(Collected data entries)
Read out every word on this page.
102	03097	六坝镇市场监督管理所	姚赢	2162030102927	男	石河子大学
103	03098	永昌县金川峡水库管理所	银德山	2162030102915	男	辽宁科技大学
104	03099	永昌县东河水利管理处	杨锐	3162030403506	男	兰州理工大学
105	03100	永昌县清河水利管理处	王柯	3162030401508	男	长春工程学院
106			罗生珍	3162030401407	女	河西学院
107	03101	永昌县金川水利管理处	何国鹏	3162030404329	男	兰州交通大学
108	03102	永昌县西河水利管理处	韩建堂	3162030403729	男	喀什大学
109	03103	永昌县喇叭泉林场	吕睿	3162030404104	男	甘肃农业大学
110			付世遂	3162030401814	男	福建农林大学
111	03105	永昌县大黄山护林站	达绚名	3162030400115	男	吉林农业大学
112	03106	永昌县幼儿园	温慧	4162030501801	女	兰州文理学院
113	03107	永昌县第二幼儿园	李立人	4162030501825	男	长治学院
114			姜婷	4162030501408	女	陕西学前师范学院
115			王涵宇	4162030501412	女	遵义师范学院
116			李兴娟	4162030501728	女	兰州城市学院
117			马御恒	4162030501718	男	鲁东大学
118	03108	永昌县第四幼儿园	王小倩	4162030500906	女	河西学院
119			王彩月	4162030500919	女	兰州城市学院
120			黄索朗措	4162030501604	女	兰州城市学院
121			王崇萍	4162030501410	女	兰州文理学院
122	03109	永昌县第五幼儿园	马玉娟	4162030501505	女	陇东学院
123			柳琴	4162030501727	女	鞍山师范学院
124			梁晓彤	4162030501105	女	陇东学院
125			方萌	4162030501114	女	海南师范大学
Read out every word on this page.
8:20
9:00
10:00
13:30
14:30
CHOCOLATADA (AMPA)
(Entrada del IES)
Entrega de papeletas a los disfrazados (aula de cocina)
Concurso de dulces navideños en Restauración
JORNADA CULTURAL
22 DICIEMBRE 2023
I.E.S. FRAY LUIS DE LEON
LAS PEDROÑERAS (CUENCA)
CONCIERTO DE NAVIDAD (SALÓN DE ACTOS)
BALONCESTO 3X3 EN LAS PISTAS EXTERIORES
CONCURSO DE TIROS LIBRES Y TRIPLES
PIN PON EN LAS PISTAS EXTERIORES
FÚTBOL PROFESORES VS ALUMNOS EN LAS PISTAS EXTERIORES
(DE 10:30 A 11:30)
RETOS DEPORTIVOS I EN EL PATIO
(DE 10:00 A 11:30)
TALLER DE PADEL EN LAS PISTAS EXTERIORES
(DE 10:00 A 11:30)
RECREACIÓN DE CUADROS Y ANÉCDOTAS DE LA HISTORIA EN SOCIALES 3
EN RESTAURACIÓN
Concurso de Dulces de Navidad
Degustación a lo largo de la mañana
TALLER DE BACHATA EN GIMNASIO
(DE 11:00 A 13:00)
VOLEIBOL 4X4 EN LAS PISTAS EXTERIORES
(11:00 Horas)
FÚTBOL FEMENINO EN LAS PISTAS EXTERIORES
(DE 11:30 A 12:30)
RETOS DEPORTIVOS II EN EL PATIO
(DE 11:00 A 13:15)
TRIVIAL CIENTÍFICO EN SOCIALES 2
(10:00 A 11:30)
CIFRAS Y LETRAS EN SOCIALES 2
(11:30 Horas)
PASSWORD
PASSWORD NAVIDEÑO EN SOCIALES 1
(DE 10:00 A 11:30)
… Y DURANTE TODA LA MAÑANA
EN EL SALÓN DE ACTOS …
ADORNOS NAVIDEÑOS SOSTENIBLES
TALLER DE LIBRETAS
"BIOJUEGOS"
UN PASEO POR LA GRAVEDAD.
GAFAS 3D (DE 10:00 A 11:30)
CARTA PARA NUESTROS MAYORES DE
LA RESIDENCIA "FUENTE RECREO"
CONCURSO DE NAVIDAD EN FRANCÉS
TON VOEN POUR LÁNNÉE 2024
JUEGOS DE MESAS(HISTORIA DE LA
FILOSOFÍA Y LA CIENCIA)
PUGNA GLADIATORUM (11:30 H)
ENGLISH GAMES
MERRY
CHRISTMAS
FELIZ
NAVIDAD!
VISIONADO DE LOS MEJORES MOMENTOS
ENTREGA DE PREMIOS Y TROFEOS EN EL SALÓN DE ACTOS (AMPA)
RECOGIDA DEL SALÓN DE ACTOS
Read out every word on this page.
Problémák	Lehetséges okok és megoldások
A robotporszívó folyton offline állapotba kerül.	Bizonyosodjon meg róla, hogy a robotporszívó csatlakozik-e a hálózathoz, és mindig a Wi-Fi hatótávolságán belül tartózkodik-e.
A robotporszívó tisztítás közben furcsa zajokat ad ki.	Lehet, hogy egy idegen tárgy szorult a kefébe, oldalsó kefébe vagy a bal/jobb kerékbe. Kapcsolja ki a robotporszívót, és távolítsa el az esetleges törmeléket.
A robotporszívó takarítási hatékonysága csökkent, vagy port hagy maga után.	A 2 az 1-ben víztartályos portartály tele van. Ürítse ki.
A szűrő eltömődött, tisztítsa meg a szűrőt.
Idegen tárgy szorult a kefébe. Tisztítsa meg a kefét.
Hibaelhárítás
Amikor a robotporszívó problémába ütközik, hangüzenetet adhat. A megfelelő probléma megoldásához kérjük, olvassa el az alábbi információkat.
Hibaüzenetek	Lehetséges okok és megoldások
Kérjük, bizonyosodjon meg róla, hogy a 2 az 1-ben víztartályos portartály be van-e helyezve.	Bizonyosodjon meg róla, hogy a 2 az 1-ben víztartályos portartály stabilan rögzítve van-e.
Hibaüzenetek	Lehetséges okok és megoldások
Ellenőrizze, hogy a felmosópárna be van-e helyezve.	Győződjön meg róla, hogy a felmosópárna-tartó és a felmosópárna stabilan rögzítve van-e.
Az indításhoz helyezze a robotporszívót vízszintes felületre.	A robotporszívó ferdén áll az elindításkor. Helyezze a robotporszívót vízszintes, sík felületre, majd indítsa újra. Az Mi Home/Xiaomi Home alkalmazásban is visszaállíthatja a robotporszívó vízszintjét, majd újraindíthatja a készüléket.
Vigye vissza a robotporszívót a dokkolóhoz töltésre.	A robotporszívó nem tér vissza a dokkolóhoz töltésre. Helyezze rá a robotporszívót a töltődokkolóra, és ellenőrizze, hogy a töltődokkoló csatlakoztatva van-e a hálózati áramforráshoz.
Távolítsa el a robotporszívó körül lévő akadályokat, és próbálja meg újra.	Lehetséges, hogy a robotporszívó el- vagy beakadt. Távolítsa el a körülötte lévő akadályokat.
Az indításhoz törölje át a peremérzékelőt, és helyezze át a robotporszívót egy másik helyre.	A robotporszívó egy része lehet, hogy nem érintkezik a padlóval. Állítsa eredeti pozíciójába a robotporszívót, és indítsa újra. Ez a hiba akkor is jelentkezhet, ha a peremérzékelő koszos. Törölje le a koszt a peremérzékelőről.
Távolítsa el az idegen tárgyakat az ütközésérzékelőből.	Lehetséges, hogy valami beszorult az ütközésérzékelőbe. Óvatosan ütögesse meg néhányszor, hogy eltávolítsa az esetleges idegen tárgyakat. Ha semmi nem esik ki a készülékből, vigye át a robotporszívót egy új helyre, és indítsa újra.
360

# [YOUR OBJECTIVE]
Select the lines that carry the string "ACTOS" and copy them.

# [ANSWER TO THIS EXERCISE]
CONCIERTO DE NAVIDAD (SALÓN DE ACTOS)
EN EL SALÓN DE ACTOS …
ENTREGA DE PREMIOS Y TROFEOS EN EL SALÓN DE ACTOS (AMPA)
RECOGIDA DEL SALÓN DE ACTOS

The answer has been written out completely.